Task details: Copy out every line in which the string "счет" occurs.

Source material:
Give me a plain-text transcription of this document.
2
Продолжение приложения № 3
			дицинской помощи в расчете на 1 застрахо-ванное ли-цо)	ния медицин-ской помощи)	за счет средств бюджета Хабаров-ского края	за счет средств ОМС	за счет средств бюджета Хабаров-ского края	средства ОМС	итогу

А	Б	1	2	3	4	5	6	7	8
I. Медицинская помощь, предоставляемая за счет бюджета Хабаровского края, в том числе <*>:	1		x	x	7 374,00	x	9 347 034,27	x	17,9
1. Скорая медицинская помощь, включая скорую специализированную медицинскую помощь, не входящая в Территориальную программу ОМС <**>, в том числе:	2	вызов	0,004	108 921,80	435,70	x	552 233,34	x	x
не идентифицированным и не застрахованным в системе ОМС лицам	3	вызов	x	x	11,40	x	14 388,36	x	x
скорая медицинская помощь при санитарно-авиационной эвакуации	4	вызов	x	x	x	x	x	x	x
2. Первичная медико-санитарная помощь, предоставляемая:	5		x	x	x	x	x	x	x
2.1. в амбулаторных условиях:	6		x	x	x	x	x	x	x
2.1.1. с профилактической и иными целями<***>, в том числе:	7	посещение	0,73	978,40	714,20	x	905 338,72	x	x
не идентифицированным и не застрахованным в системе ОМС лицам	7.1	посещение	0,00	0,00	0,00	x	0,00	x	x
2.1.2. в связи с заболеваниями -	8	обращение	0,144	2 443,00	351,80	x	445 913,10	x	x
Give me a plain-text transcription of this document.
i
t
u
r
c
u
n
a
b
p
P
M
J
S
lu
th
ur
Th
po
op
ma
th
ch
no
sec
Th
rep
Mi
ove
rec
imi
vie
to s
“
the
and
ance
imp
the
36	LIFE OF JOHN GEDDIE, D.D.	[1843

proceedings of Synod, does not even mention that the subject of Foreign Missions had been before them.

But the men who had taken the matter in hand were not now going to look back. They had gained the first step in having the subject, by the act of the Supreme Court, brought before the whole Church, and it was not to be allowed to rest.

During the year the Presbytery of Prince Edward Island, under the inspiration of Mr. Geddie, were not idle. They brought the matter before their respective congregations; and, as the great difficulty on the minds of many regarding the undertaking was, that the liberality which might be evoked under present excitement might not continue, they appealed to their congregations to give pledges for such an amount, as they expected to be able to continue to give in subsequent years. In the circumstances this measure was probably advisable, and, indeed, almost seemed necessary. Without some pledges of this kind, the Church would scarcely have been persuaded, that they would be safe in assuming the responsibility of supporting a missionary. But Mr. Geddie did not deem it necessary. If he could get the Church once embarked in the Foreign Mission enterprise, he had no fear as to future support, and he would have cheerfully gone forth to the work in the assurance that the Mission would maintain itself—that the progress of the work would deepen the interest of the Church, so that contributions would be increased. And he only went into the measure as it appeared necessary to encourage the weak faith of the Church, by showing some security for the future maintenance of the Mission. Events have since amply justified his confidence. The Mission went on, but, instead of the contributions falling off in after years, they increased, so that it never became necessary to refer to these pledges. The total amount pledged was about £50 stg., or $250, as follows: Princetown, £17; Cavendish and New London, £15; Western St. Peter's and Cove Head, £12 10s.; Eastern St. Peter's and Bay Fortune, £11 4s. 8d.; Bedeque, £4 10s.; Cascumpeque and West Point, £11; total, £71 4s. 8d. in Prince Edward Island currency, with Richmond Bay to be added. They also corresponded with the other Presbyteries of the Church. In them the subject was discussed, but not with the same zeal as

Task answer:
			дицинской помощи в расчете на 1 застрахо-ванное ли-цо)	ния медицин-ской помощи)	за счет средств бюджета Хабаров-ского края	за счет средств ОМС	за счет средств бюджета Хабаров-ского края	средства ОМС	итогу
I. Медицинская помощь, предоставляемая за счет бюджета Хабаровского края, в том числе <*>:	1		x	x	7 374,00	x	9 347 034,27	x	17,9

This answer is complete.